• [TASK TO CARRY OUT]
Copy every record below exactly as written, but leave out the pictures.

★ ★ ★ ★ ★

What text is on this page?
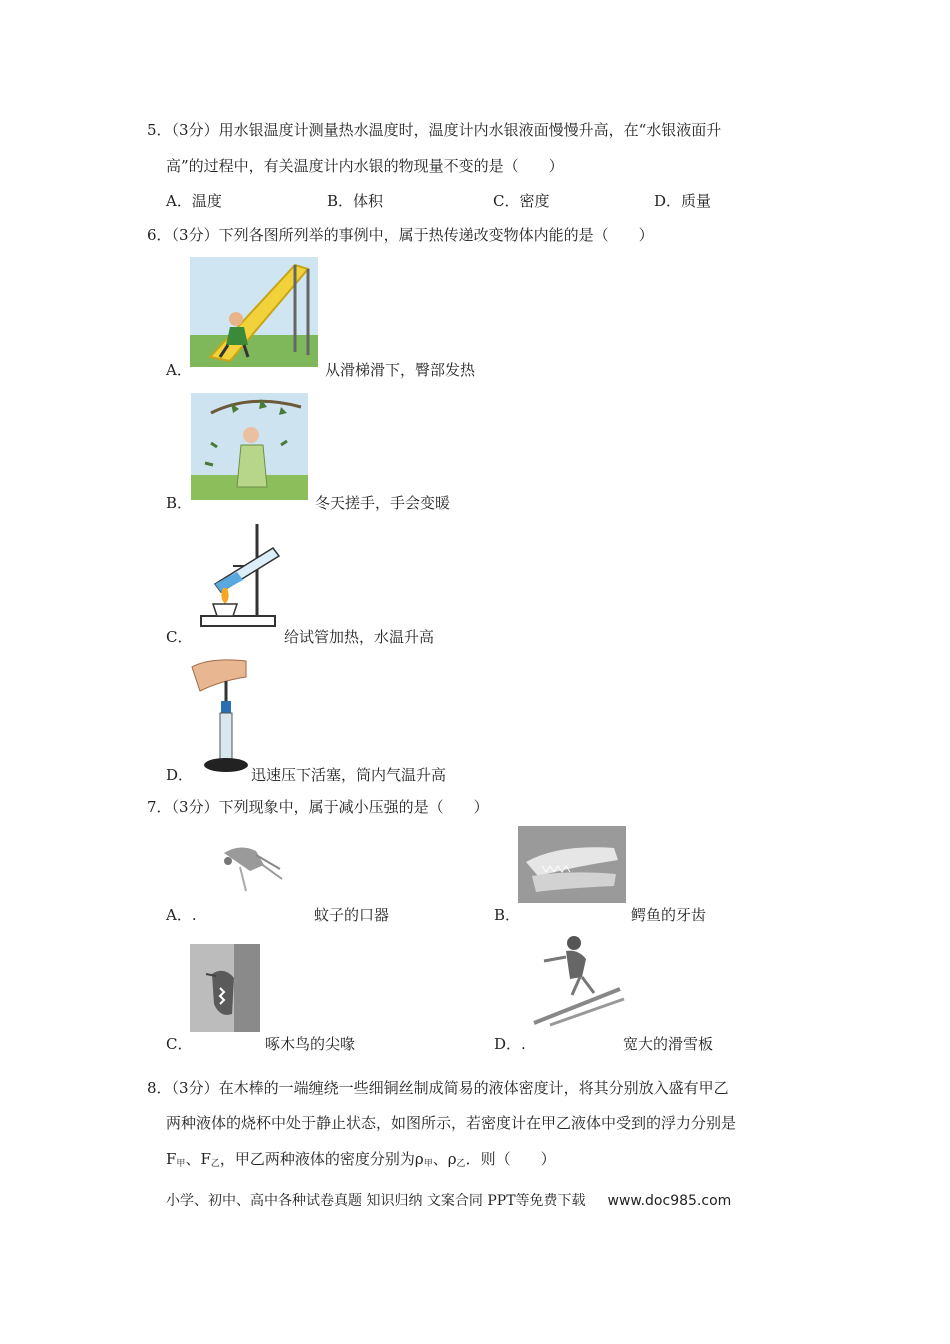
5．（3分）用水银温度计测量热水温度时，温度计内水银液面慢慢升高，在“水银液面升
高”的过程中，有关温度计内水银的物现量不变的是（　　）
A．温度	B．体积	C．密度	D．质量
6．（3分）下列各图所列举的事例中，属于热传递改变物体内能的是（　　）
A．	从滑梯滑下，臀部发热
B．	冬天搓手，手会变暖
C．	给试管加热，水温升高
D．	迅速压下活塞，筒内气温升高
7．（3分）下列现象中，属于减小压强的是（　　）
A．.	蚊子的口器	B．	鳄鱼的牙齿
C．	啄木鸟的尖喙	D．.	宽大的滑雪板
8．（3分）在木棒的一端缠绕一些细铜丝制成简易的液体密度计，将其分别放入盛有甲乙
两种液体的烧杯中处于静止状态，如图所示，若密度计在甲乙液体中受到的浮力分别是
$F_甲$、$F_乙$，甲乙两种液体的密度分别为$\rho_甲$、$\rho_乙$．则（　　）
小学、初中、高中各种试卷真题 知识归纳 文案合同 PPT等免费下载 www.doc985.com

★ ★ ★ ★ ★

• [EXPECTED ANSWER]
What text is on this page?
5．（3分）用水银温度计测量热水温度时，温度计内水银液面慢慢升高，在“水银液面升
高”的过程中，有关温度计内水银的物现量不变的是（　　）
A．温度	B．体积	C．密度	D．质量
6．（3分）下列各图所列举的事例中，属于热传递改变物体内能的是（　　）
A．	从滑梯滑下，臀部发热
B．	冬天搓手，手会变暖
C．	给试管加热，水温升高
D．	迅速压下活塞，筒内气温升高
7．（3分）下列现象中，属于减小压强的是（　　）
A．.	蚊子的口器	B．	鳄鱼的牙齿
C．	啄木鸟的尖喙	D．.	宽大的滑雪板
8．（3分）在木棒的一端缠绕一些细铜丝制成简易的液体密度计，将其分别放入盛有甲乙
两种液体的烧杯中处于静止状态，如图所示，若密度计在甲乙液体中受到的浮力分别是
$F_甲$、$F_乙$，甲乙两种液体的密度分别为$\rho_甲$、$\rho_乙$．则（　　）
小学、初中、高中各种试卷真题 知识归纳 文案合同 PPT等免费下载 www.doc985.com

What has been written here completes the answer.